• Provided records:
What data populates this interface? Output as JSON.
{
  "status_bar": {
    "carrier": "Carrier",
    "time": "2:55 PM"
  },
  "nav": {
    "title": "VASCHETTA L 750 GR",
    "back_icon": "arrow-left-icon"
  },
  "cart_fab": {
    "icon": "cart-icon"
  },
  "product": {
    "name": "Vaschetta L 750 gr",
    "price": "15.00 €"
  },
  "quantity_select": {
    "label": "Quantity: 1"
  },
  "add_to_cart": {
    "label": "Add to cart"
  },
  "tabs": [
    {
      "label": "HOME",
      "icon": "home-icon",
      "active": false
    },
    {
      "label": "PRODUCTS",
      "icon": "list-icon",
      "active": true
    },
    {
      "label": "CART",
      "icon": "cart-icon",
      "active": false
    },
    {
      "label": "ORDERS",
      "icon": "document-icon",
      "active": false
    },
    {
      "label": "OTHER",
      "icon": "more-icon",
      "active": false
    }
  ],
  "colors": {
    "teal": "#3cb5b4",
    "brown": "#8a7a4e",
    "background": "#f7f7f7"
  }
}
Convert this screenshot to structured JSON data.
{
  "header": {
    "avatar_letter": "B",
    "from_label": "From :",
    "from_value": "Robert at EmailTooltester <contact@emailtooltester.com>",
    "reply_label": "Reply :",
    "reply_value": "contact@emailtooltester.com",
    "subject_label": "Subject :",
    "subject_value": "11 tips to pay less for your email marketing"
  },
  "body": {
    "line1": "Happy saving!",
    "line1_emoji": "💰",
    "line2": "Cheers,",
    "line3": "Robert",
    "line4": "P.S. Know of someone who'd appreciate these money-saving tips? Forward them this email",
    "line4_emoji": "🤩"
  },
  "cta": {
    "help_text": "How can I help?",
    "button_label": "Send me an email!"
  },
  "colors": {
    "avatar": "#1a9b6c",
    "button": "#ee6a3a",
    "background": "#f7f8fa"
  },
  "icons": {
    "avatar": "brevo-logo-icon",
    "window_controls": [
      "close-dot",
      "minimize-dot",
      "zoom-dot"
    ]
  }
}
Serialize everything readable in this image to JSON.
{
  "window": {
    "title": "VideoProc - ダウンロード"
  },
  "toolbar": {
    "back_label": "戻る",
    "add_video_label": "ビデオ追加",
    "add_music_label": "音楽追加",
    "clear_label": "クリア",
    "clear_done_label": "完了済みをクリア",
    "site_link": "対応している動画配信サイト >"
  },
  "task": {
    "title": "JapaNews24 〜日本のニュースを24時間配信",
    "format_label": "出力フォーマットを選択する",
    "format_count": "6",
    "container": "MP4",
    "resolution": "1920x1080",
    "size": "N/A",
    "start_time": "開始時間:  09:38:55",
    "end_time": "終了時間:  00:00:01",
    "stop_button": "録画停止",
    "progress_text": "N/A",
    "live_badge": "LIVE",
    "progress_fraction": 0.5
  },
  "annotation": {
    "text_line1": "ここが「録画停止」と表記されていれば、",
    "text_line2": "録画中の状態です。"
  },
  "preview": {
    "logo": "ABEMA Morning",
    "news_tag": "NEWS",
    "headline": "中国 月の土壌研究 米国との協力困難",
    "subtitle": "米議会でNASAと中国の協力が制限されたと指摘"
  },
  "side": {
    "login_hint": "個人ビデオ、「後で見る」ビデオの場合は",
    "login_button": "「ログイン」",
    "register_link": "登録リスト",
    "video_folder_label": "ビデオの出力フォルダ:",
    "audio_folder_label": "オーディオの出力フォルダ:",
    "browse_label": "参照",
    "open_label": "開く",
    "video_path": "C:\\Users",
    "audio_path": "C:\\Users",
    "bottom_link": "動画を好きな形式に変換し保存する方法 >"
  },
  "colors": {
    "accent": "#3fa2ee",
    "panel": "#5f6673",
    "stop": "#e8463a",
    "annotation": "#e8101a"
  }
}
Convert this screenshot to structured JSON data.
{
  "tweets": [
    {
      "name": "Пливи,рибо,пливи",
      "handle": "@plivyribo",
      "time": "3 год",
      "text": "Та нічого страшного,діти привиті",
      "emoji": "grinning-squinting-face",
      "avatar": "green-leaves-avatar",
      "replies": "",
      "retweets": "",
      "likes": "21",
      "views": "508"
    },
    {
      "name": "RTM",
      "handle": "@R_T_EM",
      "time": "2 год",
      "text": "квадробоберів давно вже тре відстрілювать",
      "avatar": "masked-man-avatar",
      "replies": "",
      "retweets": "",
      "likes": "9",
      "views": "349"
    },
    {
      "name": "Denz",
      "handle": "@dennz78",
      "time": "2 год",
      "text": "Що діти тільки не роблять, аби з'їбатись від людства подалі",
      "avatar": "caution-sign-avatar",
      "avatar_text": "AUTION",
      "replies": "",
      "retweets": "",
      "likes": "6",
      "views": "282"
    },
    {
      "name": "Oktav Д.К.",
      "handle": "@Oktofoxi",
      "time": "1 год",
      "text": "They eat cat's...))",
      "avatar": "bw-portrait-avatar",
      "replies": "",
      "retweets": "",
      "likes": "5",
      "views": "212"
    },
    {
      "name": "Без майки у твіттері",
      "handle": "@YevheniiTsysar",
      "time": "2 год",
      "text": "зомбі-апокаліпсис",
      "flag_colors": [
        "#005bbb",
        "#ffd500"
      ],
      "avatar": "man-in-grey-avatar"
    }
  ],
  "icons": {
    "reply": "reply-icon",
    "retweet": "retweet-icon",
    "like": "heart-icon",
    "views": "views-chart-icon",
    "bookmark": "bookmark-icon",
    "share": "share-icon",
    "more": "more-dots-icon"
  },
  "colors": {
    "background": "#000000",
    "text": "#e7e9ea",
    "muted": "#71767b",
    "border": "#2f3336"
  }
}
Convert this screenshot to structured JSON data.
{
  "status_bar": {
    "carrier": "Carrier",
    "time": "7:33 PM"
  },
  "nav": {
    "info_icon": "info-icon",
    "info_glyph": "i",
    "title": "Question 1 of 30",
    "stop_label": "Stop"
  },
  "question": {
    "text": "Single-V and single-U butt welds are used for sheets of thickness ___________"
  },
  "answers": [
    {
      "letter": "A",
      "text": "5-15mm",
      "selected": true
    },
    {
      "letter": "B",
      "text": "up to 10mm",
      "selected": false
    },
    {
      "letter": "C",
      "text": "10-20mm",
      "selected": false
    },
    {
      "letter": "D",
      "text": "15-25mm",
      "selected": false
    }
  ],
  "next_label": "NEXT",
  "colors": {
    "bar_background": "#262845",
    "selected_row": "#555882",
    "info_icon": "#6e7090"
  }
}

• Your task:
Return every line exactly.

• Full response:
What data populates this interface? Output as JSON.
{
  "status_bar": {
    "carrier": "Carrier",
    "time": "2:55 PM"
  },
  "nav": {
    "title": "VASCHETTA L 750 GR",
    "back_icon": "arrow-left-icon"
  },
  "cart_fab": {
    "icon": "cart-icon"
  },
  "product": {
    "name": "Vaschetta L 750 gr",
    "price": "15.00 €"
  },
  "quantity_select": {
    "label": "Quantity: 1"
  },
  "add_to_cart": {
    "label": "Add to cart"
  },
  "tabs": [
    {
      "label": "HOME",
      "icon": "home-icon",
      "active": false
    },
    {
      "label": "PRODUCTS",
      "icon": "list-icon",
      "active": true
    },
    {
      "label": "CART",
      "icon": "cart-icon",
      "active": false
    },
    {
      "label": "ORDERS",
      "icon": "document-icon",
      "active": false
    },
    {
      "label": "OTHER",
      "icon": "more-icon",
      "active": false
    }
  ],
  "colors": {
    "teal": "#3cb5b4",
    "brown": "#8a7a4e",
    "background": "#f7f7f7"
  }
}
Convert this screenshot to structured JSON data.
{
  "header": {
    "avatar_letter": "B",
    "from_label": "From :",
    "from_value": "Robert at EmailTooltester <contact@emailtooltester.com>",
    "reply_label": "Reply :",
    "reply_value": "contact@emailtooltester.com",
    "subject_label": "Subject :",
    "subject_value": "11 tips to pay less for your email marketing"
  },
  "body": {
    "line1": "Happy saving!",
    "line1_emoji": "💰",
    "line2": "Cheers,",
    "line3": "Robert",
    "line4": "P.S. Know of someone who'd appreciate these money-saving tips? Forward them this email",
    "line4_emoji": "🤩"
  },
  "cta": {
    "help_text": "How can I help?",
    "button_label": "Send me an email!"
  },
  "colors": {
    "avatar": "#1a9b6c",
    "button": "#ee6a3a",
    "background": "#f7f8fa"
  },
  "icons": {
    "avatar": "brevo-logo-icon",
    "window_controls": [
      "close-dot",
      "minimize-dot",
      "zoom-dot"
    ]
  }
}
Serialize everything readable in this image to JSON.
{
  "window": {
    "title": "VideoProc - ダウンロード"
  },
  "toolbar": {
    "back_label": "戻る",
    "add_video_label": "ビデオ追加",
    "add_music_label": "音楽追加",
    "clear_label": "クリア",
    "clear_done_label": "完了済みをクリア",
    "site_link": "対応している動画配信サイト >"
  },
  "task": {
    "title": "JapaNews24 〜日本のニュースを24時間配信",
    "format_label": "出力フォーマットを選択する",
    "format_count": "6",
    "container": "MP4",
    "resolution": "1920x1080",
    "size": "N/A",
    "start_time": "開始時間:  09:38:55",
    "end_time": "終了時間:  00:00:01",
    "stop_button": "録画停止",
    "progress_text": "N/A",
    "live_badge": "LIVE",
    "progress_fraction": 0.5
  },
  "annotation": {
    "text_line1": "ここが「録画停止」と表記されていれば、",
    "text_line2": "録画中の状態です。"
  },
  "preview": {
    "logo": "ABEMA Morning",
    "news_tag": "NEWS",
    "headline": "中国 月の土壌研究 米国との協力困難",
    "subtitle": "米議会でNASAと中国の協力が制限されたと指摘"
  },
  "side": {
    "login_hint": "個人ビデオ、「後で見る」ビデオの場合は",
    "login_button": "「ログイン」",
    "register_link": "登録リスト",
    "video_folder_label": "ビデオの出力フォルダ:",
    "audio_folder_label": "オーディオの出力フォルダ:",
    "browse_label": "参照",
    "open_label": "開く",
    "video_path": "C:\\Users",
    "audio_path": "C:\\Users",
    "bottom_link": "動画を好きな形式に変換し保存する方法 >"
  },
  "colors": {
    "accent": "#3fa2ee",
    "panel": "#5f6673",
    "stop": "#e8463a",
    "annotation": "#e8101a"
  }
}
Convert this screenshot to structured JSON data.
{
  "tweets": [
    {
      "name": "Пливи,рибо,пливи",
      "handle": "@plivyribo",
      "time": "3 год",
      "text": "Та нічого страшного,діти привиті",
      "emoji": "grinning-squinting-face",
      "avatar": "green-leaves-avatar",
      "replies": "",
      "retweets": "",
      "likes": "21",
      "views": "508"
    },
    {
      "name": "RTM",
      "handle": "@R_T_EM",
      "time": "2 год",
      "text": "квадробоберів давно вже тре відстрілювать",
      "avatar": "masked-man-avatar",
      "replies": "",
      "retweets": "",
      "likes": "9",
      "views": "349"
    },
    {
      "name": "Denz",
      "handle": "@dennz78",
      "time": "2 год",
      "text": "Що діти тільки не роблять, аби з'їбатись від людства подалі",
      "avatar": "caution-sign-avatar",
      "avatar_text": "AUTION",
      "replies": "",
      "retweets": "",
      "likes": "6",
      "views": "282"
    },
    {
      "name": "Oktav Д.К.",
      "handle": "@Oktofoxi",
      "time": "1 год",
      "text": "They eat cat's...))",
      "avatar": "bw-portrait-avatar",
      "replies": "",
      "retweets": "",
      "likes": "5",
      "views": "212"
    },
    {
      "name": "Без майки у твіттері",
      "handle": "@YevheniiTsysar",
      "time": "2 год",
      "text": "зомбі-апокаліпсис",
      "flag_colors": [
        "#005bbb",
        "#ffd500"
      ],
      "avatar": "man-in-grey-avatar"
    }
  ],
  "icons": {
    "reply": "reply-icon",
    "retweet": "retweet-icon",
    "like": "heart-icon",
    "views": "views-chart-icon",
    "bookmark": "bookmark-icon",
    "share": "share-icon",
    "more": "more-dots-icon"
  },
  "colors": {
    "background": "#000000",
    "text": "#e7e9ea",
    "muted": "#71767b",
    "border": "#2f3336"
  }
}
Convert this screenshot to structured JSON data.
{
  "status_bar": {
    "carrier": "Carrier",
    "time": "7:33 PM"
  },
  "nav": {
    "info_icon": "info-icon",
    "info_glyph": "i",
    "title": "Question 1 of 30",
    "stop_label": "Stop"
  },
  "question": {
    "text": "Single-V and single-U butt welds are used for sheets of thickness ___________"
  },
  "answers": [
    {
      "letter": "A",
      "text": "5-15mm",
      "selected": true
    },
    {
      "letter": "B",
      "text": "up to 10mm",
      "selected": false
    },
    {
      "letter": "C",
      "text": "10-20mm",
      "selected": false
    },
    {
      "letter": "D",
      "text": "15-25mm",
      "selected": false
    }
  ],
  "next_label": "NEXT",
  "colors": {
    "bar_background": "#262845",
    "selected_row": "#555882",
    "info_icon": "#6e7090"
  }
}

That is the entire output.